Passage:

# Soc-88 Final Project

This notebook is the first step for your final project.  In this notebook, you will be introduced to your dataset and guided through some analysis and visualizations that you will use for your final policy brief.  You can use some or all of the figures provided below to formulate your argument.

If you want, you can perform your own analysis and create your own figures.

# The Data

In [None]:
from datascience import *
import matplotlib.pyplot as plt
import numpy as np
%matplotlib inline

This dataset is a merged version of several different datasets.

The first contains K-12 education data for all states over the years 1992-2017. In a broad sense, it includes financial data about the schools, enrollment data per grade group, academic achievement per state, and a breakdown of race and gender. A detailed description of the features can be found here: https://www.kaggle.com/noriuk/us-education-datasets-unification-project/download#states_all.csv The licensing permits us to use it as long as we do not identify specific students or schools.

[Region boundary data]
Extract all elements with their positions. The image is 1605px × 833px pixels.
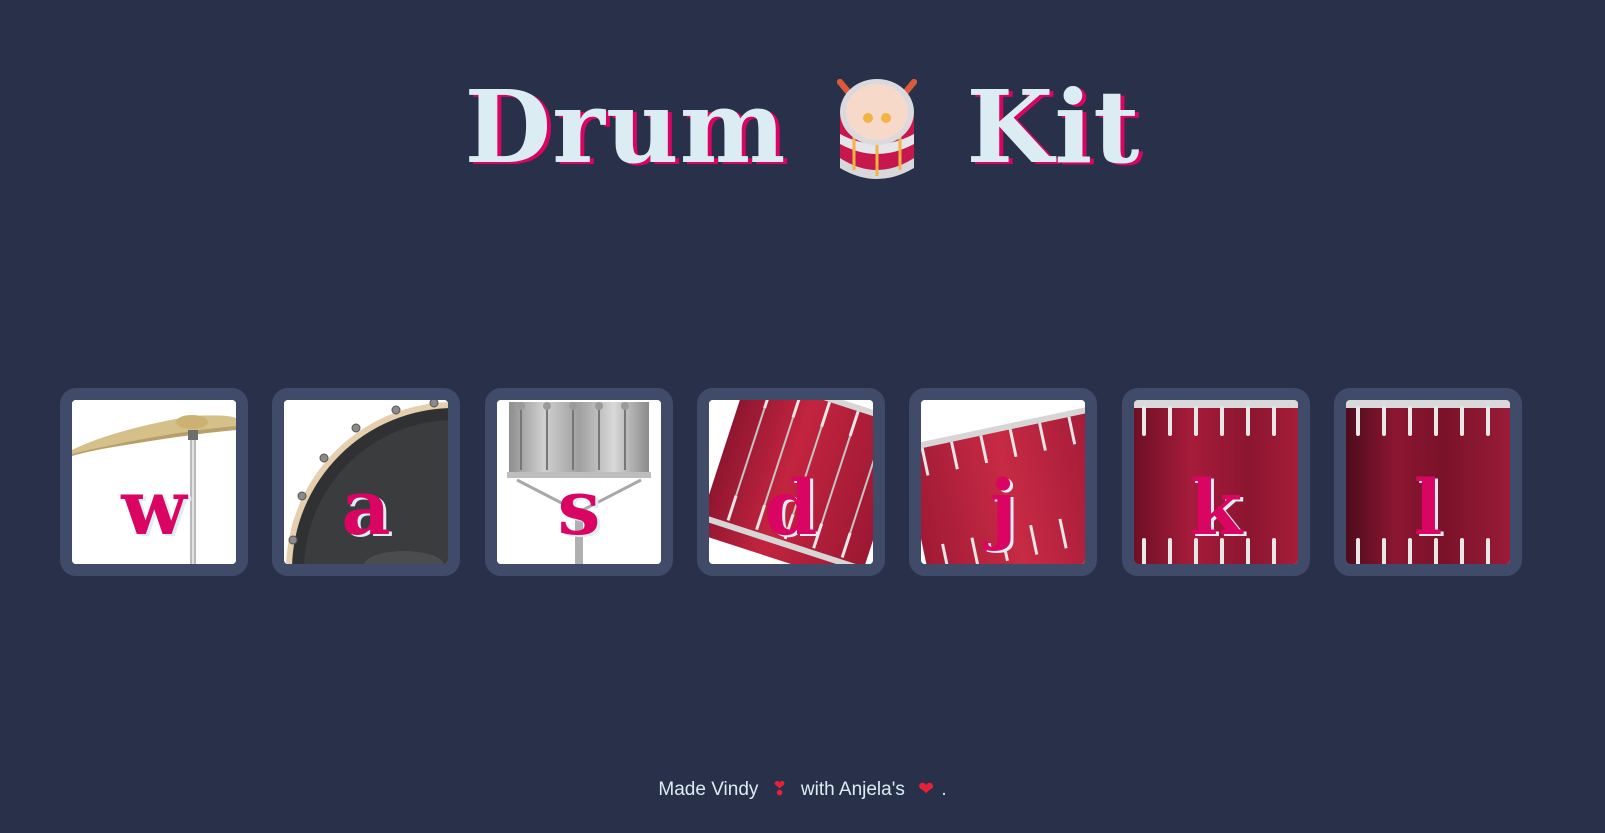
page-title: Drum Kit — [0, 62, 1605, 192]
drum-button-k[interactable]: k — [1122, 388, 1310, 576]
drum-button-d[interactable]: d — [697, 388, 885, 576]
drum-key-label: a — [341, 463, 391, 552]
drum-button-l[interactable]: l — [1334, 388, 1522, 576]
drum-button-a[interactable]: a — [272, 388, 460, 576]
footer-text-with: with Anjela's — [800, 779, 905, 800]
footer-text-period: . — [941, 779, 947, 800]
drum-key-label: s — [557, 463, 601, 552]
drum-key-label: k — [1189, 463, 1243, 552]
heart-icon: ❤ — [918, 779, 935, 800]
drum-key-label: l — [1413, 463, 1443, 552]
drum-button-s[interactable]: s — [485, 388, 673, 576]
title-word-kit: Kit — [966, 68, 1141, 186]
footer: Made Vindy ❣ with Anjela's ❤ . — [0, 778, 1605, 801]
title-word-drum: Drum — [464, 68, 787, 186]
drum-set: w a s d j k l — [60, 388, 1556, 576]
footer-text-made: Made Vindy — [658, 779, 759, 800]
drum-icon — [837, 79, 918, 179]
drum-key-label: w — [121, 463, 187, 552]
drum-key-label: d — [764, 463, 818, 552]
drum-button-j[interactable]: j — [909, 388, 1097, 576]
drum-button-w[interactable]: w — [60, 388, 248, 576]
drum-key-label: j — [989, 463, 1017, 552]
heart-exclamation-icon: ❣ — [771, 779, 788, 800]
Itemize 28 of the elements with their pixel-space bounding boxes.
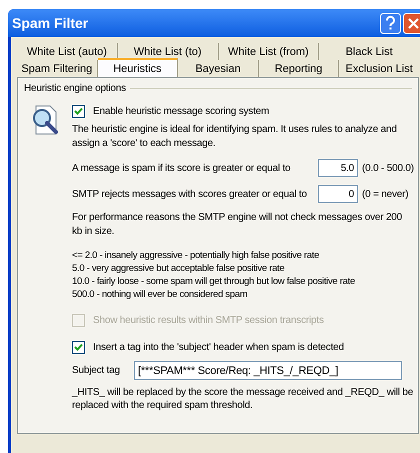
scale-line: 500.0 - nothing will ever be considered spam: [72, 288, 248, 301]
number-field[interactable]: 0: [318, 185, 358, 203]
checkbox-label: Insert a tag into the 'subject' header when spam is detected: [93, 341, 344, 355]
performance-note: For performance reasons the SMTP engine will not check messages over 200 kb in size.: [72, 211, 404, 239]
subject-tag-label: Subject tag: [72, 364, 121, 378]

Your goal:
Repeat word for word the part of the Soc-88 project notebook from "# Soc-88 Final" up to and including "formulate your argument.". The listing has no connection to the Soc-88 project notebook.

Result for this task:
# Soc-88 Final Project

This notebook is the first step for your final project.  In this notebook, you will be introduced to your dataset and guided through some analysis and visualizations that you will use for your final policy brief.  You can use some or all of the figures provided below to formulate your argument.